• [ЦЕЛЬ ЗАДАНИЯ]:
Ответьте на три вопроса по фрагменту текста ниже.
1. Какая газета названа в тексте наиболее грамотной?
2. Какими словами звучал клич солидарности джунглей из книги Киплинга?
3. Сколько времени прошло после эффектного финала ельцинской эпохи?

• [ФРАГМЕНТ ТЕКСТА]:
────────────────────

Зрелости честное зерцало

Надоело.

Надоели вполне определённые вещи.

Надоело то, что с телеэкрана малоинтересные мне люди толкут в ступе вовсе незанимательные для меня вещи, пользуясь бедным набором слов, почти не меняющимся вот уж десять лет.

Надоело то, что даже в наиболее грамотной из газет, в «Независимой», мне пытаются доказывать, что два десятка человек, вычисленные посредством опроса двух десятков самозванных экспертов, определяют собой лицо думающей и действующей России.

Более же всего надоело то, что о предметах, с моей точки зрения действительно важных, не слышно ничего вразумительного — ни в Государственной Думе, ни от президентской администрации, ни, тем более, из правительства.

Создается впечатление, что мы живем в совершенно разных странах — я и они, все эти «властители дум».

Подозреваю, что я не одинок в своем уродстве, что говорящее большинство, с его надутыми от самопочитания щеками, является в действительности узким меньшинством, узурпировавшим право говорить от имени «всех».

При этом я признаю существование иного, люмпен-большинства, состоящего из люмпен-пролетариев, люмпен-интеллигентов, люмпенов этнических и т.п.

Оно есть, и это факт, с которым следует считаться, но существование этой рыхлой массы мало что меняет. Ей нечего произносить, кроме причитаний.

Тем, кто со мной в одной ячейке социальной структуры, есть что сказать.

Главное — есть, что сказать друг другу.

Как звучал клич солидарности джунглей в знакомой с детства книге Киплинга?

Мы одной крови: вы и я.

Поэтому довольно одной исходной договоренности — ни слова о той воображаемой России, про которую политики и пережившие свой яд интеллигенты привыкли говорить с придыханием.

Я — здесь, вы — здесь, и этим все сказано. Если уж мы по доброй воле выбрали жить и работать здесь, то все прочие слова по этому поводу — лишние.

Пора определить своё место. Мы слишком долго пребывали в надежде на то, что раньше или позже все само обустроится, что бардак конечен, что власти в конечном счёте что-то сумеют сделать, чтобы мы могли наконец работать более или менее спокойно. Теперь, спустя год после эффектного финала ельцинской эпохи, для иллюзий нет оснований: само не обустроится, бардак, предоставленный себе, бесконечен, эти власти ничего сделать не сумеют. Они бессильны не в меньшей степени, чем были бессильны остановить деградацию прежней страны коммунисты.

────────────────────

• [ЛИСТИНГ]:
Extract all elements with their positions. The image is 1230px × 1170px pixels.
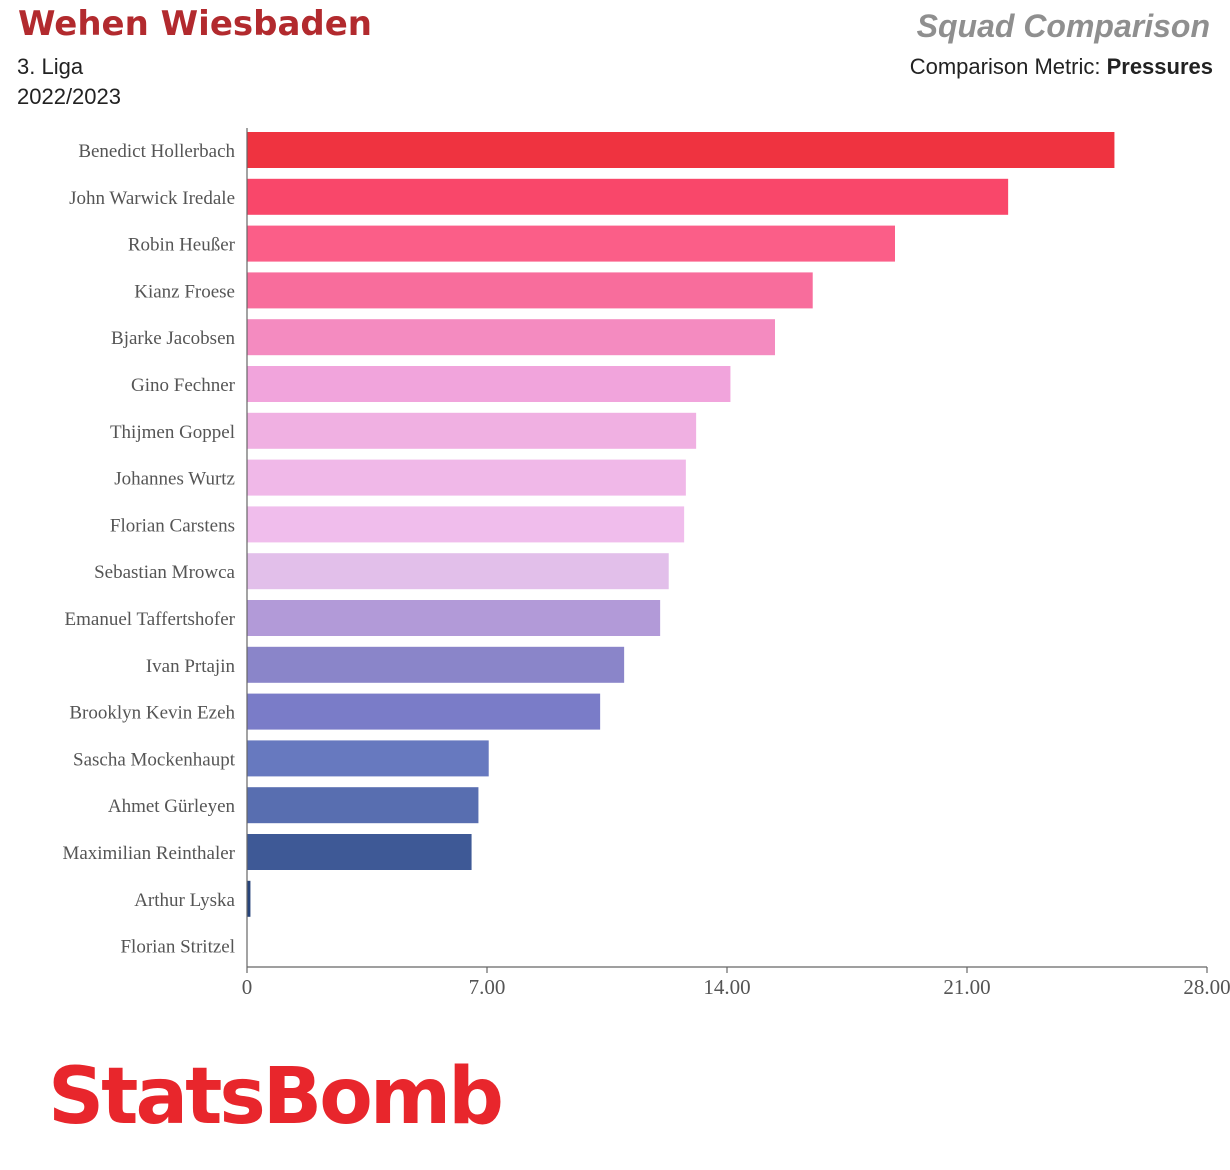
bar-gino-fechner [247, 366, 731, 402]
bar-ahmet-gurleyen [247, 787, 479, 824]
season-label: 2022/2023 [17, 84, 121, 109]
metric-prefix: Comparison Metric: [909, 54, 1107, 79]
bar-johannes-wurtz [247, 459, 686, 496]
y-tick-label: Johannes Wurtz [114, 469, 235, 490]
y-tick-label: Ivan Prtajin [146, 656, 236, 677]
y-tick-label: Benedict Hollerbach [78, 141, 235, 162]
bar-brooklyn-kevin-ezeh [247, 693, 601, 730]
y-tick-label: Gino Fechner [131, 375, 236, 396]
bar-chart: Benedict Hollerbach John Warwick Iredale R… [62, 128, 1230, 999]
bar-robin-heu-er [247, 225, 895, 262]
y-tick-label: Florian Carstens [110, 515, 235, 536]
y-tick-label: Ahmet Gürleyen [108, 796, 236, 817]
bar-kianz-froese [247, 272, 813, 309]
y-tick-label: Kianz Froese [134, 281, 235, 302]
metric-name: Pressures [1106, 54, 1213, 79]
bar-benedict-hollerbach [247, 132, 1115, 168]
y-tick-label: Robin Heußer [128, 235, 236, 256]
y-tick-label: Arthur Lyska [134, 890, 235, 911]
bar-emanuel-taffertshofer [247, 600, 661, 636]
y-tick-label: Sebastian Mrowca [94, 562, 235, 583]
league-label: 3. Liga [17, 54, 84, 79]
bar-john-warwick-iredale [247, 178, 1009, 215]
x-tick-label: 21.00 [943, 975, 990, 999]
y-tick-label: Sascha Mockenhaupt [73, 749, 236, 770]
bar-maximilian-reinthaler [247, 834, 472, 870]
bar-ivan-prtajin [247, 646, 625, 683]
bar-florian-carstens [247, 506, 685, 543]
chart-title: Squad Comparison [916, 8, 1210, 44]
y-tick-label: Maximilian Reinthaler [62, 843, 235, 864]
x-tick-label: 0 [242, 975, 253, 999]
bar-sebastian-mrowca [247, 553, 669, 590]
bar-thijmen-goppel [247, 412, 697, 449]
bar-sascha-mockenhaupt [247, 740, 489, 777]
team-name: Wehen Wiesbaden [18, 4, 372, 44]
y-tick-label: Thijmen Goppel [110, 422, 235, 443]
bar-bjarke-jacobsen [247, 319, 775, 356]
y-tick-label: John Warwick Iredale [69, 188, 235, 209]
x-tick-label: 14.00 [703, 975, 750, 999]
statsbomb-logo: StatsBomb [48, 1052, 504, 1142]
bar-arthur-lyska [247, 880, 251, 917]
comparison-metric: Comparison Metric: Pressures [910, 54, 1213, 80]
x-tick-label: 7.00 [469, 975, 506, 999]
y-tick-label: Emanuel Taffertshofer [65, 609, 236, 630]
y-tick-label: Brooklyn Kevin Ezeh [69, 703, 235, 724]
y-tick-label: Bjarke Jacobsen [111, 328, 235, 349]
x-tick-label: 28.00 [1183, 975, 1230, 999]
y-tick-label: Florian Stritzel [120, 937, 235, 958]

────────────────────

• [РЕШЕНИЕ]:
1. Наиболее грамотной газетой названа «Независимая».
2. Клич звучал так: «Мы одной крови: вы и я».
3. Прошёл год.